Task to carry out: List the subsystems that the Zedboot deprecation proposal below says must be working before paving can provision a Fuchsia device.

Excerpted passage:
RFC-0075: Deprecate Zedboot-based paving for provisioning devices

RFC-0075: Deprecate Zedboot-based paving for provisioning devices
StatusAccepted
Areas
  • General
Description

Standardize device provisioning around fastboot and deprecate Zedboot-based paving.

Gerrit change
Authors
Reviewers
Date submitted (year-month-day)2021-02-25
Date reviewed (year-month-day)2021-03-12

Summary

This document proposes deprecating and eventually removing zedboot for device provisioning flows. Instead, replacing the flow via the fastboot based flashing, thereby improving stability and reliability of the device provisioning process.

Motivation

Zedboot based provisioning or 'paving' is commonly used to bootstrap a Fuchsia device. Zedboot is actually an instance of the Zircon kernel with a minimal set of drivers and services.

Fastboot is a mechanism for communicating with bootloaders over USB and Ethernet. It is also used to provision a Fuchsia device. It is commonly referred to as 'flashing' a device.

Zedboot based paving workflows depend on a large amount of the Fuchsia system to work properly, specifically:

  • the Kernel
  • the Driver stack
  • Volume Management (FVM)
  • a Network stack (netsvc)

These subsystems must be functioning before a paving workflow can be used for provisioning a Fuchsia system. On the other hand, the fastboot protocol is implemented directly in the bootloader and does not require any other dependencies to be able to bootstrap and provision devices with Fuchsia.

Some of the advantages to using fastboot include:

  • Single step provisioning flows for devices since the device is only required to be in bootloader mode to initiate the flashing process.

    • For paving flows, zedboot needs to be present on the device partitions (either R, A, or B partitions). To get zedboot on the partition, a flashing flow needs to be used. Finally, zedboot is eventually overwritten after paving the Fuchsia system on to the device.
  • A boot server serving over UDP is not required to obtain the assets for provisioning. Only a set of prebuilt image assets are needed.

  • Compatibility and support across different versions and branches of Fuchsia platform. Avoiding the need for Large Scale Changes that impact developer and platform release processes.

  • Does not require careful build-time replacement of images to run in the Recovery (R) partition in Fuchsia devices.

Dataset:
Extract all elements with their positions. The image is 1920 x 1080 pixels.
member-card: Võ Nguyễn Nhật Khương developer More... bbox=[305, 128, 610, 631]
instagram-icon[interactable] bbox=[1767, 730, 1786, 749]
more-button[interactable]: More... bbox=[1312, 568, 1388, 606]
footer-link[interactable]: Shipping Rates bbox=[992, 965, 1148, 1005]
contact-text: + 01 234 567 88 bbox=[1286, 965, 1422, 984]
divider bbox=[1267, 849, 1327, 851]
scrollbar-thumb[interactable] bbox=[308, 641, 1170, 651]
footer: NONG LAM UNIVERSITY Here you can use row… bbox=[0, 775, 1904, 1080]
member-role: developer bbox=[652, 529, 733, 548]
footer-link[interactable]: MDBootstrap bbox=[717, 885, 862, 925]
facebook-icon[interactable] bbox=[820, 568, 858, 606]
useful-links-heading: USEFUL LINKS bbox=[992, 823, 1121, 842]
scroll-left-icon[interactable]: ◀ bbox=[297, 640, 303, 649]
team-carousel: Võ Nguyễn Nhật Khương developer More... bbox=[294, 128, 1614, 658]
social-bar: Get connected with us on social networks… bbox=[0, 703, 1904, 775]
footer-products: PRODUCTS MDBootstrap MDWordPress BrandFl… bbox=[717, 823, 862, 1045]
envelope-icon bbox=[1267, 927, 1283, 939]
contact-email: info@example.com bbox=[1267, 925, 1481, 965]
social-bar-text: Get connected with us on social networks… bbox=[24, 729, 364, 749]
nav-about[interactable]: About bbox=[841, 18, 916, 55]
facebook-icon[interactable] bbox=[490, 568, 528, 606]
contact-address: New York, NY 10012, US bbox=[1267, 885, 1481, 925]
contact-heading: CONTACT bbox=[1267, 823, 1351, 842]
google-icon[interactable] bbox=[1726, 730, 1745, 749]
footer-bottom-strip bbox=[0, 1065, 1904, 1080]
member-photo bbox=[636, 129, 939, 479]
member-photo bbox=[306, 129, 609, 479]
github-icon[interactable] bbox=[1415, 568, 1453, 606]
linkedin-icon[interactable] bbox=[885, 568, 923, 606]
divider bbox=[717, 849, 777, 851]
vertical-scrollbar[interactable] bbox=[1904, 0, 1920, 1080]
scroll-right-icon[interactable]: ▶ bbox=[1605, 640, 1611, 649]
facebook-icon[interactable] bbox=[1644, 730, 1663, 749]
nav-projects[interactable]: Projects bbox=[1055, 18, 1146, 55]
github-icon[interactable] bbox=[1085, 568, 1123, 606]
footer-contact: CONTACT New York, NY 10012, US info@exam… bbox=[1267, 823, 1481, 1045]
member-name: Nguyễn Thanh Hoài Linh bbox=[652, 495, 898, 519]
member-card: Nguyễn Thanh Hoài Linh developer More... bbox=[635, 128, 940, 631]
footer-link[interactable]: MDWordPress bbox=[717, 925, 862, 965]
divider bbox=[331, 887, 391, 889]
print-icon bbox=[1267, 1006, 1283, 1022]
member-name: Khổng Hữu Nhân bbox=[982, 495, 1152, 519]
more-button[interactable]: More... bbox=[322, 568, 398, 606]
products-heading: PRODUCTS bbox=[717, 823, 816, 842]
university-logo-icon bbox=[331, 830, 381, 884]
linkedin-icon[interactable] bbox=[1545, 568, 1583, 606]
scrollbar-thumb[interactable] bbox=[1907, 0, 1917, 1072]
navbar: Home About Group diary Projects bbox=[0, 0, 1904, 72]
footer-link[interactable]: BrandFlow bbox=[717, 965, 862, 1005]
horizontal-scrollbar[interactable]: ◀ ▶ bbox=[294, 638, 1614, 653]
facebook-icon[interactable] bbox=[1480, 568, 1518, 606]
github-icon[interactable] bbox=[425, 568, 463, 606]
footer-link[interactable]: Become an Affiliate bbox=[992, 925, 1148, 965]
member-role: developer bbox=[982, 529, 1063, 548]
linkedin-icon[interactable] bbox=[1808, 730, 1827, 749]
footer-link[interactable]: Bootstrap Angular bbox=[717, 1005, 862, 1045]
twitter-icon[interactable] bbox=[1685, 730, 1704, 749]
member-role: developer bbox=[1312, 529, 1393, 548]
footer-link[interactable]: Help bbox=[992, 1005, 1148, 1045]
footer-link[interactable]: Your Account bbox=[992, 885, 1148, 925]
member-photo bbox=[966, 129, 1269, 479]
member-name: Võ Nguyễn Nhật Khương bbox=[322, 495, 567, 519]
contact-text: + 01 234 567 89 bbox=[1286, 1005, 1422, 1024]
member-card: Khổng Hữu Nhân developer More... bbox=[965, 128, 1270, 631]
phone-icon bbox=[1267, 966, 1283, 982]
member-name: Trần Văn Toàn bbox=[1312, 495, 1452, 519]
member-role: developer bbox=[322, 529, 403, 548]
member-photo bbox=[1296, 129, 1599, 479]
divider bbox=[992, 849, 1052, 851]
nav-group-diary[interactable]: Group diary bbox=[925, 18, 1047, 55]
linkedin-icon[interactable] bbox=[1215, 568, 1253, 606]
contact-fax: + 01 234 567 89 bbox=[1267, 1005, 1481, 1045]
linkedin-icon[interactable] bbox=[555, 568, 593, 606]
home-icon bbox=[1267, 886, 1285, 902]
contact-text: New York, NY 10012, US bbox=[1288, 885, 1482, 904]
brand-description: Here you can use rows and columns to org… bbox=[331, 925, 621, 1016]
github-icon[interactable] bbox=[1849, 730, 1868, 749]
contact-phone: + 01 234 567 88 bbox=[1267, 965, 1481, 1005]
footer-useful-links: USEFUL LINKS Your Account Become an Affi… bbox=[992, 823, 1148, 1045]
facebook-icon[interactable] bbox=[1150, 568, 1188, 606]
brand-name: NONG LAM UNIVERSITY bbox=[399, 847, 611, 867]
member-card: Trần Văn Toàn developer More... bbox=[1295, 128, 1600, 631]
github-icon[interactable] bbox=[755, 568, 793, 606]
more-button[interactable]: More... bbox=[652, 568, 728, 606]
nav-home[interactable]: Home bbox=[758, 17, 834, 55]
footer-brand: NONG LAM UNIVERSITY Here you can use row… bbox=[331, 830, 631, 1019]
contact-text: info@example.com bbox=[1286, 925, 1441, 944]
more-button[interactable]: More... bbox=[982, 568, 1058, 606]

Output below:
- the Kernel
- the Driver stack
- Volume Management (FVM)
- a Network stack (netsvc)